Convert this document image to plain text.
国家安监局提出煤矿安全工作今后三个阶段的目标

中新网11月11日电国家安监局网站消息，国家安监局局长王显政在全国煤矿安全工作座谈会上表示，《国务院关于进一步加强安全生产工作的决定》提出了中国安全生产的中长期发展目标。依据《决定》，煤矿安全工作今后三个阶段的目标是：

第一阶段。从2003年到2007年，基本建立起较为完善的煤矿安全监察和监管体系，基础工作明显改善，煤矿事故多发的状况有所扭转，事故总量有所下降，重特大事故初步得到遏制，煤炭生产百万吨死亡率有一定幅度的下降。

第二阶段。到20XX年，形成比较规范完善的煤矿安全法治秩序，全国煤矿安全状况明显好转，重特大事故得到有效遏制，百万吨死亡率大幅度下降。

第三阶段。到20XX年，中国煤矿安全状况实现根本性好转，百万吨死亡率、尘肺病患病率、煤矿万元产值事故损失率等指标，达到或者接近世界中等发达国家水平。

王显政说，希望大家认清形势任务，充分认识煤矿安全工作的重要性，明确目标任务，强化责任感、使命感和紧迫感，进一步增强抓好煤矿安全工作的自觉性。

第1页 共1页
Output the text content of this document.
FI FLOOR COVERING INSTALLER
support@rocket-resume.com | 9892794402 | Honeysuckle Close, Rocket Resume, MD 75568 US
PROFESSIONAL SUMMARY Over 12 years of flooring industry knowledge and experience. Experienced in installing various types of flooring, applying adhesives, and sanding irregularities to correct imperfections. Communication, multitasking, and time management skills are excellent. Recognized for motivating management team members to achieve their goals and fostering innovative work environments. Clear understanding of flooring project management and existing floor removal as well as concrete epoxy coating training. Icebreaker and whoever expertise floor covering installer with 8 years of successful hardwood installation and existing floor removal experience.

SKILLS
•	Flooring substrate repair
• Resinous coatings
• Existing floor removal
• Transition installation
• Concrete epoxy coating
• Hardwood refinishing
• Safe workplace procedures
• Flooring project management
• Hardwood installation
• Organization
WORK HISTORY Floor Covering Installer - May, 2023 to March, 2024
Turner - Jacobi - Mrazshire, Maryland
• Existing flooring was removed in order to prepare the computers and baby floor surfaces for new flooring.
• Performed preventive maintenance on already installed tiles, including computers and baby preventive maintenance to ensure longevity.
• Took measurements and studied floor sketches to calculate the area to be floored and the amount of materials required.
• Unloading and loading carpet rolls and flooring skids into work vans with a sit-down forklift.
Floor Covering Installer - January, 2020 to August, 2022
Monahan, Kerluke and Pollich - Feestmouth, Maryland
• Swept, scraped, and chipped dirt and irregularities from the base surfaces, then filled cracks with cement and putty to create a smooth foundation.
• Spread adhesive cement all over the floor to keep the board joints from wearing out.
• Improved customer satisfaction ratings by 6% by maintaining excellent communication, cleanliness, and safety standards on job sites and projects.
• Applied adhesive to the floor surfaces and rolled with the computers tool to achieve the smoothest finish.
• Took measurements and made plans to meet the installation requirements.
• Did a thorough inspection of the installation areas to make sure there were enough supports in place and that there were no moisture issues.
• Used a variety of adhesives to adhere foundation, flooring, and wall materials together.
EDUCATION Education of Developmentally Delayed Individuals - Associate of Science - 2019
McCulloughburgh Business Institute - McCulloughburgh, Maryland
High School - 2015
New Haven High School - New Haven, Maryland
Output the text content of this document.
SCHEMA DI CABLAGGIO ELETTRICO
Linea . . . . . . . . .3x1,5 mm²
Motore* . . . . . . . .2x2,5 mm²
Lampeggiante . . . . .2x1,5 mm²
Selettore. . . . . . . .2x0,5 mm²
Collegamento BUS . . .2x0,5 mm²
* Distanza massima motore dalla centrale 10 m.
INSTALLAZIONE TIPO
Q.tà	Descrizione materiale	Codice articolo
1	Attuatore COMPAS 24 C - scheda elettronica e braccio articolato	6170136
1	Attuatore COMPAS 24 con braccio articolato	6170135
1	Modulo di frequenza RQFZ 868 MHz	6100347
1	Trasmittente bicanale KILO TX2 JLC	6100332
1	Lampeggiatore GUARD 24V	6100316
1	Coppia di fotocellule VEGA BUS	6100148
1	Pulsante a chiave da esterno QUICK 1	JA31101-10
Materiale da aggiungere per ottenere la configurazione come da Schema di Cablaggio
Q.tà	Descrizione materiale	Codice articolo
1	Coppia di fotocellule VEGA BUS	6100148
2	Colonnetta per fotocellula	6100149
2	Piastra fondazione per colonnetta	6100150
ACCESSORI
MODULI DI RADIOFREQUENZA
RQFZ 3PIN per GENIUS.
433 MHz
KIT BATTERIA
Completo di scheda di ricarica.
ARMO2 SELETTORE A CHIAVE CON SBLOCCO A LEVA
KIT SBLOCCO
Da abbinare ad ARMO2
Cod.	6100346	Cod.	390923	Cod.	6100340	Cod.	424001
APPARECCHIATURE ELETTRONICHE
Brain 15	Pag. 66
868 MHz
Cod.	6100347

=-=-=

-- Given problem --
Output the records verbatim, from the first line to the last.

-- Reply to the task --
Convert this document image to plain text.
国家安监局提出煤矿安全工作今后三个阶段的目标

中新网11月11日电国家安监局网站消息，国家安监局局长王显政在全国煤矿安全工作座谈会上表示，《国务院关于进一步加强安全生产工作的决定》提出了中国安全生产的中长期发展目标。依据《决定》，煤矿安全工作今后三个阶段的目标是：

第一阶段。从2003年到2007年，基本建立起较为完善的煤矿安全监察和监管体系，基础工作明显改善，煤矿事故多发的状况有所扭转，事故总量有所下降，重特大事故初步得到遏制，煤炭生产百万吨死亡率有一定幅度的下降。

第二阶段。到20XX年，形成比较规范完善的煤矿安全法治秩序，全国煤矿安全状况明显好转，重特大事故得到有效遏制，百万吨死亡率大幅度下降。

第三阶段。到20XX年，中国煤矿安全状况实现根本性好转，百万吨死亡率、尘肺病患病率、煤矿万元产值事故损失率等指标，达到或者接近世界中等发达国家水平。

王显政说，希望大家认清形势任务，充分认识煤矿安全工作的重要性，明确目标任务，强化责任感、使命感和紧迫感，进一步增强抓好煤矿安全工作的自觉性。

第1页 共1页
Output the text content of this document.
FI FLOOR COVERING INSTALLER
support@rocket-resume.com | 9892794402 | Honeysuckle Close, Rocket Resume, MD 75568 US
PROFESSIONAL SUMMARY Over 12 years of flooring industry knowledge and experience. Experienced in installing various types of flooring, applying adhesives, and sanding irregularities to correct imperfections. Communication, multitasking, and time management skills are excellent. Recognized for motivating management team members to achieve their goals and fostering innovative work environments. Clear understanding of flooring project management and existing floor removal as well as concrete epoxy coating training. Icebreaker and whoever expertise floor covering installer with 8 years of successful hardwood installation and existing floor removal experience.

SKILLS
•	Flooring substrate repair
• Resinous coatings
• Existing floor removal
• Transition installation
• Concrete epoxy coating
• Hardwood refinishing
• Safe workplace procedures
• Flooring project management
• Hardwood installation
• Organization
WORK HISTORY Floor Covering Installer - May, 2023 to March, 2024
Turner - Jacobi - Mrazshire, Maryland
• Existing flooring was removed in order to prepare the computers and baby floor surfaces for new flooring.
• Performed preventive maintenance on already installed tiles, including computers and baby preventive maintenance to ensure longevity.
• Took measurements and studied floor sketches to calculate the area to be floored and the amount of materials required.
• Unloading and loading carpet rolls and flooring skids into work vans with a sit-down forklift.
Floor Covering Installer - January, 2020 to August, 2022
Monahan, Kerluke and Pollich - Feestmouth, Maryland
• Swept, scraped, and chipped dirt and irregularities from the base surfaces, then filled cracks with cement and putty to create a smooth foundation.
• Spread adhesive cement all over the floor to keep the board joints from wearing out.
• Improved customer satisfaction ratings by 6% by maintaining excellent communication, cleanliness, and safety standards on job sites and projects.
• Applied adhesive to the floor surfaces and rolled with the computers tool to achieve the smoothest finish.
• Took measurements and made plans to meet the installation requirements.
• Did a thorough inspection of the installation areas to make sure there were enough supports in place and that there were no moisture issues.
• Used a variety of adhesives to adhere foundation, flooring, and wall materials together.
EDUCATION Education of Developmentally Delayed Individuals - Associate of Science - 2019
McCulloughburgh Business Institute - McCulloughburgh, Maryland
High School - 2015
New Haven High School - New Haven, Maryland
Output the text content of this document.
SCHEMA DI CABLAGGIO ELETTRICO
Linea . . . . . . . . .3x1,5 mm²
Motore* . . . . . . . .2x2,5 mm²
Lampeggiante . . . . .2x1,5 mm²
Selettore. . . . . . . .2x0,5 mm²
Collegamento BUS . . .2x0,5 mm²
* Distanza massima motore dalla centrale 10 m.
INSTALLAZIONE TIPO
Q.tà	Descrizione materiale	Codice articolo
1	Attuatore COMPAS 24 C - scheda elettronica e braccio articolato	6170136
1	Attuatore COMPAS 24 con braccio articolato	6170135
1	Modulo di frequenza RQFZ 868 MHz	6100347
1	Trasmittente bicanale KILO TX2 JLC	6100332
1	Lampeggiatore GUARD 24V	6100316
1	Coppia di fotocellule VEGA BUS	6100148
1	Pulsante a chiave da esterno QUICK 1	JA31101-10
Materiale da aggiungere per ottenere la configurazione come da Schema di Cablaggio
Q.tà	Descrizione materiale	Codice articolo
1	Coppia di fotocellule VEGA BUS	6100148
2	Colonnetta per fotocellula	6100149
2	Piastra fondazione per colonnetta	6100150
ACCESSORI
MODULI DI RADIOFREQUENZA
RQFZ 3PIN per GENIUS.
433 MHz
KIT BATTERIA
Completo di scheda di ricarica.
ARMO2 SELETTORE A CHIAVE CON SBLOCCO A LEVA
KIT SBLOCCO
Da abbinare ad ARMO2
Cod.	6100346	Cod.	390923	Cod.	6100340	Cod.	424001
APPARECCHIATURE ELETTRONICHE
Brain 15	Pag. 66
868 MHz
Cod.	6100347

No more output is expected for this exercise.